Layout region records
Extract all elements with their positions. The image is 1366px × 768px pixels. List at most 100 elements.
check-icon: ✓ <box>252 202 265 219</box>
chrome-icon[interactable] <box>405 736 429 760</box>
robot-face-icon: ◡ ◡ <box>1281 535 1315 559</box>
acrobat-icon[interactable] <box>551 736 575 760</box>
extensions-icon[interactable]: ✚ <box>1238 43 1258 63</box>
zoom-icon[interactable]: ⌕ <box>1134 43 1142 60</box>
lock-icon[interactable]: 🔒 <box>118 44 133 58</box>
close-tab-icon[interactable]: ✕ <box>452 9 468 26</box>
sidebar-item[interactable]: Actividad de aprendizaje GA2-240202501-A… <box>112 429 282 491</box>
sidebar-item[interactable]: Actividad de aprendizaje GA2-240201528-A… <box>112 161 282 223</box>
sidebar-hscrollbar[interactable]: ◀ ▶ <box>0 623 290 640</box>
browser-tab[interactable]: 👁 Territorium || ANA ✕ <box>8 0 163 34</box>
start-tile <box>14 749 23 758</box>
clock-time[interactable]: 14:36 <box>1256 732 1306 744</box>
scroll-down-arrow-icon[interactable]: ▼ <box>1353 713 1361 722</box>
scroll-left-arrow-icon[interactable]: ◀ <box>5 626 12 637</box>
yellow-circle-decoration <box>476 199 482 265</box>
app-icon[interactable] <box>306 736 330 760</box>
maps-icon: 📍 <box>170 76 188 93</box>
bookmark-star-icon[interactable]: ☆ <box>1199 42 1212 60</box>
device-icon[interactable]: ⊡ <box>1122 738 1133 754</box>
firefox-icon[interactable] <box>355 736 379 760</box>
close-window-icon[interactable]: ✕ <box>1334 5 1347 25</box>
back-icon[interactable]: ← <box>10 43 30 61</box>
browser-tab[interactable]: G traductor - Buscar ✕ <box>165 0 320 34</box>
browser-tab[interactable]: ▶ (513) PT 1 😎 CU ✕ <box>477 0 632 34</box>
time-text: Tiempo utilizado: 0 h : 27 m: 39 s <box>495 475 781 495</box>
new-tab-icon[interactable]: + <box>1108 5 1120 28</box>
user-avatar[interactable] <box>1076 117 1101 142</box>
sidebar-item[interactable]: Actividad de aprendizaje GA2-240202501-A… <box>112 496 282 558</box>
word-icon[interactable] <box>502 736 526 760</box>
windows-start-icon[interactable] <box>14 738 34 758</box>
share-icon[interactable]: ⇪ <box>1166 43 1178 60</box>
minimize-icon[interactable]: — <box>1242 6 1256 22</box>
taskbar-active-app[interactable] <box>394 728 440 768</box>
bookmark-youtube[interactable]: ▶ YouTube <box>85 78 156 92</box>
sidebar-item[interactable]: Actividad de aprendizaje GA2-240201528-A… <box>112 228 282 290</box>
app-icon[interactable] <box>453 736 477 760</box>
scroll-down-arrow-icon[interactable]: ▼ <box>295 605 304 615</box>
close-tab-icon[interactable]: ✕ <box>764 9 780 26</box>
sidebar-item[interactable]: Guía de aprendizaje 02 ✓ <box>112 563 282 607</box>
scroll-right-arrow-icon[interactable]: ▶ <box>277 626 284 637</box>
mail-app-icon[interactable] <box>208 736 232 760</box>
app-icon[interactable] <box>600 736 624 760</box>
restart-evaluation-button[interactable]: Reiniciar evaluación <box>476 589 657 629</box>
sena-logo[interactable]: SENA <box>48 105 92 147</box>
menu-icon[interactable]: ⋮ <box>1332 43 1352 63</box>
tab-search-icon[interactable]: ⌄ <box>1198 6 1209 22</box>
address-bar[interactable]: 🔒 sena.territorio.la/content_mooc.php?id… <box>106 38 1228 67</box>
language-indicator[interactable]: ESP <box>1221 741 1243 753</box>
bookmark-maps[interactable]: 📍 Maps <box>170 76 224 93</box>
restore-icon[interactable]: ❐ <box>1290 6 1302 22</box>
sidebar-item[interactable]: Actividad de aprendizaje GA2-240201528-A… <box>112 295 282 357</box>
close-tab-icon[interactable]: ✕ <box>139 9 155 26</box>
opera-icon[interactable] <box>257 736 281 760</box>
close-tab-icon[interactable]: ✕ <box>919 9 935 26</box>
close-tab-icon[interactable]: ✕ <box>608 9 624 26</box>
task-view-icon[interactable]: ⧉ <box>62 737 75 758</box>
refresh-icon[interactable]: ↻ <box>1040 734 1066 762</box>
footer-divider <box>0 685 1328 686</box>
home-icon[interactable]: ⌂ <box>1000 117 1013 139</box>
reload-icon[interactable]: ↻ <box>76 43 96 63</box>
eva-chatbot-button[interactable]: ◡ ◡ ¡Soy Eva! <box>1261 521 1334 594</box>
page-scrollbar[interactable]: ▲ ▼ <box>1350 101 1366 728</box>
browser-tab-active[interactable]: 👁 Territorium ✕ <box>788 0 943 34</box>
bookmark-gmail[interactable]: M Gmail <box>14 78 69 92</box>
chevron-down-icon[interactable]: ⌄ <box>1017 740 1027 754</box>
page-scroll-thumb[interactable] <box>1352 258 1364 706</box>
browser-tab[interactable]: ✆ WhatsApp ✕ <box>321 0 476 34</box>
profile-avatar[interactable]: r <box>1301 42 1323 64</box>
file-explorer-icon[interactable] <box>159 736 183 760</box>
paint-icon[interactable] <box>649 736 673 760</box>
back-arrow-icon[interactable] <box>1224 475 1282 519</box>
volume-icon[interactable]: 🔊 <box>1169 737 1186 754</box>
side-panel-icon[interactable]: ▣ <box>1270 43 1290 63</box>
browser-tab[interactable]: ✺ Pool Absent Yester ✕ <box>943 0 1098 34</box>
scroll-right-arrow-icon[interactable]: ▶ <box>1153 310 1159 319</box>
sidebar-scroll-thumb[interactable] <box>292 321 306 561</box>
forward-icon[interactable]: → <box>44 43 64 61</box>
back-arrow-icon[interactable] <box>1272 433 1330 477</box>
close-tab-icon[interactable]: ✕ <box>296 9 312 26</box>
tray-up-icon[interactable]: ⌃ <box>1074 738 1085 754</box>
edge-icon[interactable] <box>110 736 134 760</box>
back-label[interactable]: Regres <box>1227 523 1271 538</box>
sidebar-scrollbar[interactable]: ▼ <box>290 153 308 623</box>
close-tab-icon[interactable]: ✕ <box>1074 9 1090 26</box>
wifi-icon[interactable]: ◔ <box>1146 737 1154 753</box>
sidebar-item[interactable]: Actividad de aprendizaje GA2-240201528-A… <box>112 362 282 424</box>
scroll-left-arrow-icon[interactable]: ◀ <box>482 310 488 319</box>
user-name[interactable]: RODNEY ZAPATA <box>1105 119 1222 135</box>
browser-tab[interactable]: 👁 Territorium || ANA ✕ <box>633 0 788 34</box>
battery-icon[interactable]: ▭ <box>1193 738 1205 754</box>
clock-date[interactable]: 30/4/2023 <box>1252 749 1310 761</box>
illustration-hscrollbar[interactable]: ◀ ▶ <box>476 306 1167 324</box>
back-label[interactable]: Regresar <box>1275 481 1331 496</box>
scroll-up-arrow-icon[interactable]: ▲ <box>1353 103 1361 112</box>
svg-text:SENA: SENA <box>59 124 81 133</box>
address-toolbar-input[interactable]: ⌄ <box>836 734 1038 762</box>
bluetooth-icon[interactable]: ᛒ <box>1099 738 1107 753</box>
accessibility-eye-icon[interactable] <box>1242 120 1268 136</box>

TASK GOAL: Substitute "nav-item" for "sidebar-item" in the items from the first line up to and including the line with "start-tile <box>14 749 23 758</box>", and give those lines again with nothing else changed.

ANSWER FOR THE TASK:
Extract all elements with their positions. The image is 1366px × 768px pixels. List at most 100 elements.
check-icon: ✓ <box>252 202 265 219</box>
chrome-icon[interactable] <box>405 736 429 760</box>
robot-face-icon: ◡ ◡ <box>1281 535 1315 559</box>
acrobat-icon[interactable] <box>551 736 575 760</box>
extensions-icon[interactable]: ✚ <box>1238 43 1258 63</box>
zoom-icon[interactable]: ⌕ <box>1134 43 1142 60</box>
lock-icon[interactable]: 🔒 <box>118 44 133 58</box>
close-tab-icon[interactable]: ✕ <box>452 9 468 26</box>
nav-item[interactable]: Actividad de aprendizaje GA2-240202501-A… <box>112 429 282 491</box>
nav-item[interactable]: Actividad de aprendizaje GA2-240201528-A… <box>112 161 282 223</box>
sidebar-hscrollbar[interactable]: ◀ ▶ <box>0 623 290 640</box>
browser-tab[interactable]: 👁 Territorium || ANA ✕ <box>8 0 163 34</box>
start-tile <box>14 749 23 758</box>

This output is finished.